● TASK TO CARRY OUT
Using the records that follow, copy every line containing the word "τοσοῦτον".

[Dataset items]

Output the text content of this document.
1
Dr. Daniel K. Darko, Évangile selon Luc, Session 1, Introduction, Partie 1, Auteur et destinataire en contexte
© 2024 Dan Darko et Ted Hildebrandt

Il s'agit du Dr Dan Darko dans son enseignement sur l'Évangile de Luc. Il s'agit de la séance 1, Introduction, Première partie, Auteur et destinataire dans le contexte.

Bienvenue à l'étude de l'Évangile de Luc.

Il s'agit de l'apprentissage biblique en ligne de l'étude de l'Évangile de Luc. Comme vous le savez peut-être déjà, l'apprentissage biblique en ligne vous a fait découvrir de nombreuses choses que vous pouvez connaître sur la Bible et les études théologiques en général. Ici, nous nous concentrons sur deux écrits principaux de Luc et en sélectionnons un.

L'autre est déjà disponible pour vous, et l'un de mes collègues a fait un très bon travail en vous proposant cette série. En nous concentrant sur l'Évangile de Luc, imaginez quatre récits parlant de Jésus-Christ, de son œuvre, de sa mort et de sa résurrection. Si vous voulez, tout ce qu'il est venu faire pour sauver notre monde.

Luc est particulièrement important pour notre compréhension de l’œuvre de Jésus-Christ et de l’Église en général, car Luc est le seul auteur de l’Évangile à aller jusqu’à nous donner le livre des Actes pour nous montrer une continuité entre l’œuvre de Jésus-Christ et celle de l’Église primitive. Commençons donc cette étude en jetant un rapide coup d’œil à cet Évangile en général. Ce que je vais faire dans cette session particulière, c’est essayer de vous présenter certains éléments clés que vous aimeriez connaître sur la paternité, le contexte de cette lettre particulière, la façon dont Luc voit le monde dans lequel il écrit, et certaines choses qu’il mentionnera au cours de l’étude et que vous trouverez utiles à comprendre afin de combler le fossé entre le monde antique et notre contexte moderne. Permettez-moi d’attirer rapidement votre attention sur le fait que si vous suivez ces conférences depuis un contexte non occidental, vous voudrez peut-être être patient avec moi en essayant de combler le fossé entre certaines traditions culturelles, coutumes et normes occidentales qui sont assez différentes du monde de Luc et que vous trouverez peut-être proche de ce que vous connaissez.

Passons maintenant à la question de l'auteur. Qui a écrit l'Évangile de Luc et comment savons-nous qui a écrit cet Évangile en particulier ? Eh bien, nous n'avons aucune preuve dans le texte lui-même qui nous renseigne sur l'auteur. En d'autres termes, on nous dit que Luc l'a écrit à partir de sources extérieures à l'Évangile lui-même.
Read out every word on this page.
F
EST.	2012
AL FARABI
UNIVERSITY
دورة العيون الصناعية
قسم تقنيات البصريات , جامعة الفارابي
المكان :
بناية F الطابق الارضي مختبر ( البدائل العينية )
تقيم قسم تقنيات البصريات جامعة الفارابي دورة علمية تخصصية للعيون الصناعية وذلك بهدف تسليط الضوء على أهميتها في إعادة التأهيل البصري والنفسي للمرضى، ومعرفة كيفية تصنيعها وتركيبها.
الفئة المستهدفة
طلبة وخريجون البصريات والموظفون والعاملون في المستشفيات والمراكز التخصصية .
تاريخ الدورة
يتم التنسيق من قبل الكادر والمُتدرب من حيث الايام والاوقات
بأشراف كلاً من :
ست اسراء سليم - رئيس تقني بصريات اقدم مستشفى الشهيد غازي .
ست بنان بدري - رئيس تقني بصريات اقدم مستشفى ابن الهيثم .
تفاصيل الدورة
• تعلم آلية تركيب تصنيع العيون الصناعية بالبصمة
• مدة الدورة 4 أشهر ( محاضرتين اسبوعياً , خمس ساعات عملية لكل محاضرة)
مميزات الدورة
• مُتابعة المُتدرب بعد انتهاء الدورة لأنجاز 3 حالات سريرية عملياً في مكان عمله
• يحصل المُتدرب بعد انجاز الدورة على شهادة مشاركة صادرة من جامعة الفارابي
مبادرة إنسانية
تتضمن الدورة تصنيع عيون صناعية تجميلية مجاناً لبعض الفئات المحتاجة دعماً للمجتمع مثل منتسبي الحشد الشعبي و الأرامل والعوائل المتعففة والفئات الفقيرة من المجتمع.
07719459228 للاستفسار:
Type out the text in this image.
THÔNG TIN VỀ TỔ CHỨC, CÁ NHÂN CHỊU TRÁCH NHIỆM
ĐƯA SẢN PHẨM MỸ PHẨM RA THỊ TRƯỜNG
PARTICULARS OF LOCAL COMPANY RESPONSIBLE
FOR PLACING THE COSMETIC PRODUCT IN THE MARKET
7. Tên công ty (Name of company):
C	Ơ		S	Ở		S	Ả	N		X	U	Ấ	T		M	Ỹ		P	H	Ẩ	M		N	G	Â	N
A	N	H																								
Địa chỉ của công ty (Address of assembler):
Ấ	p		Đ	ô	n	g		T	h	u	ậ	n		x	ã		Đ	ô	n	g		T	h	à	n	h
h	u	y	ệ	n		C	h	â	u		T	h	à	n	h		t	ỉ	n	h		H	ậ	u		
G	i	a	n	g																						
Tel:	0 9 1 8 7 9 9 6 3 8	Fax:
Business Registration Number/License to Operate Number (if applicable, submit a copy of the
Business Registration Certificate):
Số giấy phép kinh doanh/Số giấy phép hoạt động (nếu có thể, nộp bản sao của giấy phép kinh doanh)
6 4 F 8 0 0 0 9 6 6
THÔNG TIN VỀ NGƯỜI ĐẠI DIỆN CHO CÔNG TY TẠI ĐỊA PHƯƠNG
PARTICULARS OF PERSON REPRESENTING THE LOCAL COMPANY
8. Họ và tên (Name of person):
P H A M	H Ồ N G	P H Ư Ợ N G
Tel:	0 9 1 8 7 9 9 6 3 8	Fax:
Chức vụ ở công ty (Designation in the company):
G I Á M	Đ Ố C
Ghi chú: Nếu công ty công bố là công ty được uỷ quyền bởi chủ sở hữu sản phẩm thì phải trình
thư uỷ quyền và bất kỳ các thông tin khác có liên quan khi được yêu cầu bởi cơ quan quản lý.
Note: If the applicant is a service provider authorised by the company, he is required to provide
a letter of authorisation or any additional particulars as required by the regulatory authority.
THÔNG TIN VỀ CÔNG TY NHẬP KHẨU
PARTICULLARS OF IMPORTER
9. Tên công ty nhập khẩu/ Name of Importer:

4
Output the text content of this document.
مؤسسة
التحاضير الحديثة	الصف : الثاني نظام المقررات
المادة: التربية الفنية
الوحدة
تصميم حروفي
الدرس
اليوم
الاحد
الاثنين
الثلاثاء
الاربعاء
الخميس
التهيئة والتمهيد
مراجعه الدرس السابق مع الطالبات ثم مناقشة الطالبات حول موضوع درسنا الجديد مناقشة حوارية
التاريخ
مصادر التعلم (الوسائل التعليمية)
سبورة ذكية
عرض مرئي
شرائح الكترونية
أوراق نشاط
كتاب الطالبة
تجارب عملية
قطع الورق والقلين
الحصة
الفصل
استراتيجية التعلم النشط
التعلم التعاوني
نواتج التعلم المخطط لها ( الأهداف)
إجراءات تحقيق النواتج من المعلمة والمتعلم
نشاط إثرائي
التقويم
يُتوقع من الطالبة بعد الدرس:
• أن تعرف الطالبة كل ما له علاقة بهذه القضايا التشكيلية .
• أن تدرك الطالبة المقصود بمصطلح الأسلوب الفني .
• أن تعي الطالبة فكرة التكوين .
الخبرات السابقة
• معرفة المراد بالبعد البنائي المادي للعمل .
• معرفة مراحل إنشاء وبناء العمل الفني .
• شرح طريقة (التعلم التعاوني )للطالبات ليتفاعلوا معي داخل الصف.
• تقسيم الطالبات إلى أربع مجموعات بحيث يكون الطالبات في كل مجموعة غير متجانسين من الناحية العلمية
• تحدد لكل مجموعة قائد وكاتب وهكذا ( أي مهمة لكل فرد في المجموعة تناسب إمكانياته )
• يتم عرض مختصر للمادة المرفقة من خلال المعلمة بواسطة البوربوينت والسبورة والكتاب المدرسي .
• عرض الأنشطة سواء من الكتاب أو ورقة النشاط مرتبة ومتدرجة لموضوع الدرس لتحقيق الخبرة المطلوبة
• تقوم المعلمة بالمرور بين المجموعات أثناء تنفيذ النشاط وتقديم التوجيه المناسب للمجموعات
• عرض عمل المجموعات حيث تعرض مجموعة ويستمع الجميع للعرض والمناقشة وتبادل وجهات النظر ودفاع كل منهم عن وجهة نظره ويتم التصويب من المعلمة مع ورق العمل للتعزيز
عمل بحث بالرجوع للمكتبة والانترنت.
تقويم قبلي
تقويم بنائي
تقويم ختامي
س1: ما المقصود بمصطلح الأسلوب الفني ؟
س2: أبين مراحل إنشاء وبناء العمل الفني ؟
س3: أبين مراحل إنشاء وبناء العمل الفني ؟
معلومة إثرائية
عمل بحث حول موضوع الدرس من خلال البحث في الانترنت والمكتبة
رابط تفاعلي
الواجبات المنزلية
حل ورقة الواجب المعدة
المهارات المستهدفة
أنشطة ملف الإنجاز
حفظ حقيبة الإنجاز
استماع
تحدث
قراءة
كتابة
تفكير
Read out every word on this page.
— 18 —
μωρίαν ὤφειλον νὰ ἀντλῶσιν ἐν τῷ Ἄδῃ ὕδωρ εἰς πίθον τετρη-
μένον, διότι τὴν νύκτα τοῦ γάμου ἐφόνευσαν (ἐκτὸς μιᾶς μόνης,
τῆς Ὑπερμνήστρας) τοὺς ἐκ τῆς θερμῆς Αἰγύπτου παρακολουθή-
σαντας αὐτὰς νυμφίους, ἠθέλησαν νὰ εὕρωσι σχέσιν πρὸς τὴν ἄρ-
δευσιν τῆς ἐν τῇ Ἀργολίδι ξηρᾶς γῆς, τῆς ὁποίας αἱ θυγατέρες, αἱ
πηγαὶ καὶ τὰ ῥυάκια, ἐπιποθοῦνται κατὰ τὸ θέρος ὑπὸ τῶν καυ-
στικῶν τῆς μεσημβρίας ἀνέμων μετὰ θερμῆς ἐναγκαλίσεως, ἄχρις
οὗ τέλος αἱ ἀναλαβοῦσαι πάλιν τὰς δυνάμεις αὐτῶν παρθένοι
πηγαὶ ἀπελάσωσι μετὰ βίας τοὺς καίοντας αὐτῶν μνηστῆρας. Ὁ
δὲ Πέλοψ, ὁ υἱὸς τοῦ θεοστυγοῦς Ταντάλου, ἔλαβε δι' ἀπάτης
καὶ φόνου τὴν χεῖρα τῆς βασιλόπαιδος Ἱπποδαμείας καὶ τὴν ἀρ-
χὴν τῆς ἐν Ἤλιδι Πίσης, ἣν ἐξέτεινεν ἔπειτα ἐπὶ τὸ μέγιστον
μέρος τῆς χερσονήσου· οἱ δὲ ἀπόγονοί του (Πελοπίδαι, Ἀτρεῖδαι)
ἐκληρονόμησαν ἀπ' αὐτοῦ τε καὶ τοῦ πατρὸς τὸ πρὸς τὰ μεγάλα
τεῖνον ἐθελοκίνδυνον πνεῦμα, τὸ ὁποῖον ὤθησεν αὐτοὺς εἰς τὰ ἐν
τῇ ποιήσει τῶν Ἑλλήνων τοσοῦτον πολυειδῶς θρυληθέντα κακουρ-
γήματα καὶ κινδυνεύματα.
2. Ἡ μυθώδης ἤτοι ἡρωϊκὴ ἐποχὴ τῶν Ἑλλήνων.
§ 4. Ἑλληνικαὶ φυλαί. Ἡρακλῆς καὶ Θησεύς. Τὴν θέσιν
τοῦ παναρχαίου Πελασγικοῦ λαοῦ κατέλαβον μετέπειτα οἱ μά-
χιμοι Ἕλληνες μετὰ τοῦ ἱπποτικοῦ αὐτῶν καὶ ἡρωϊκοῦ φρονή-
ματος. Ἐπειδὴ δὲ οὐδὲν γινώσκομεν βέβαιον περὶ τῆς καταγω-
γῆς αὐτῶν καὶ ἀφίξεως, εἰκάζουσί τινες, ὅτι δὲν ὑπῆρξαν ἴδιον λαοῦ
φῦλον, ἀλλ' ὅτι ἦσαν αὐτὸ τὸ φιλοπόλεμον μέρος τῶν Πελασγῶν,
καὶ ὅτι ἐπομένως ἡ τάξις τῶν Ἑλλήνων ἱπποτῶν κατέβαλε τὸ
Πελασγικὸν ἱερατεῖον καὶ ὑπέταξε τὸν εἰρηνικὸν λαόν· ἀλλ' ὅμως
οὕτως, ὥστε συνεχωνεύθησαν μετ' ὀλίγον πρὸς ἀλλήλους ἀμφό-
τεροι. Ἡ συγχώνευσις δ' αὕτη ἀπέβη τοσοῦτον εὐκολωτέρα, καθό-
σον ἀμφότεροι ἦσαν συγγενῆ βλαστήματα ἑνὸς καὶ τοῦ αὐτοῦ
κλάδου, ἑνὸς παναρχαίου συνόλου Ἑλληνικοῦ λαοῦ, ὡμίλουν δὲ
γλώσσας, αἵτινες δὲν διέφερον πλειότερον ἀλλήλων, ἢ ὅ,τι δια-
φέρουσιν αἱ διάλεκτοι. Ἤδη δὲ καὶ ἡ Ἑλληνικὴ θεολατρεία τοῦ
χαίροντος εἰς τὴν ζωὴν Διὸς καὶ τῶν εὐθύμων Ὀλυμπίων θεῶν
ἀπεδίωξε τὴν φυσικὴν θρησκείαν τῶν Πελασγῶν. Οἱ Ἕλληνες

● TASK RESPONSE
τῇ ποιήσει τῶν Ἑλλήνων τοσοῦτον πολυειδῶς θρυληθέντα κακουρ-
τεροι. Ἡ συγχώνευσις δ' αὕτη ἀπέβη τοσοῦτον εὐκολωτέρα, καθό-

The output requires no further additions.